Task to complete.
Compile every line that includes the word "this".

The data.
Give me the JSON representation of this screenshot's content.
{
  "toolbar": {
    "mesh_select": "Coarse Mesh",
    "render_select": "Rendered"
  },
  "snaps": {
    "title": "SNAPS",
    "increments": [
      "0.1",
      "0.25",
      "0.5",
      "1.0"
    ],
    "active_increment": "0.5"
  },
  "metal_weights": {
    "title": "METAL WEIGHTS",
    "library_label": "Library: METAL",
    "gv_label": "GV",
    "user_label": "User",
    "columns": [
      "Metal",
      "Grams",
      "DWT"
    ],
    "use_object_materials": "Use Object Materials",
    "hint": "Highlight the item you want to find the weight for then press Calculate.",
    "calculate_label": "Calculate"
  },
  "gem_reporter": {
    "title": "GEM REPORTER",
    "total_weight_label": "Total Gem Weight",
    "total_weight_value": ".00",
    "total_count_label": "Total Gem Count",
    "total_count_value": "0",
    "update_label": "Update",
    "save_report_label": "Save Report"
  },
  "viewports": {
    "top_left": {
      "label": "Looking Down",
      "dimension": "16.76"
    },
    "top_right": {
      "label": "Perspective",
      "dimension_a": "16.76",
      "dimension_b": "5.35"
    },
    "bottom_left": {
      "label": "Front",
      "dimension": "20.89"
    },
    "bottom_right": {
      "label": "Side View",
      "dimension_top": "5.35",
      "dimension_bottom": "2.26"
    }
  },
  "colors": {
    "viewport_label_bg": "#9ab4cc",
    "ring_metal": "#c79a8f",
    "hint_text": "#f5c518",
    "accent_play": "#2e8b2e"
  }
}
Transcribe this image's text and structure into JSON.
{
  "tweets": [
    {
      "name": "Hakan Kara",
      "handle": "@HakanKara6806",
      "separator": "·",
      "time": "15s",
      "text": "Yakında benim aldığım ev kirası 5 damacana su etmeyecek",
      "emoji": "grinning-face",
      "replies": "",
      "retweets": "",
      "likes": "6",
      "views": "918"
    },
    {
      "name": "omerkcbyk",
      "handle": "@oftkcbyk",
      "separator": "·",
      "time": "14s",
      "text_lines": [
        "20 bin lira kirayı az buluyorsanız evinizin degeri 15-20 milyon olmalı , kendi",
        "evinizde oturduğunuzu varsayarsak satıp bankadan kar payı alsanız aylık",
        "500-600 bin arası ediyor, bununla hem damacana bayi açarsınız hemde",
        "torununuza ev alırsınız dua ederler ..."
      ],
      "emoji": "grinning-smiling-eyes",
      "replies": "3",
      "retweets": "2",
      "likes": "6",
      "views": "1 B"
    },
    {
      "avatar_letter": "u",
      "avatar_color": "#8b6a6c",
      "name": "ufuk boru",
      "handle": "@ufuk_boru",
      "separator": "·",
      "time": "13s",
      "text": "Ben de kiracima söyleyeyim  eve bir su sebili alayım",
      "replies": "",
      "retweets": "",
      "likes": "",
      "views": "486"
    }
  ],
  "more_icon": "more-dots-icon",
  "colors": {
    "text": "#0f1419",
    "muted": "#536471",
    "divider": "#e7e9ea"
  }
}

Result of the task.
Give me the JSON representation of this screenshot's content.
Transcribe this image's text and structure into JSON.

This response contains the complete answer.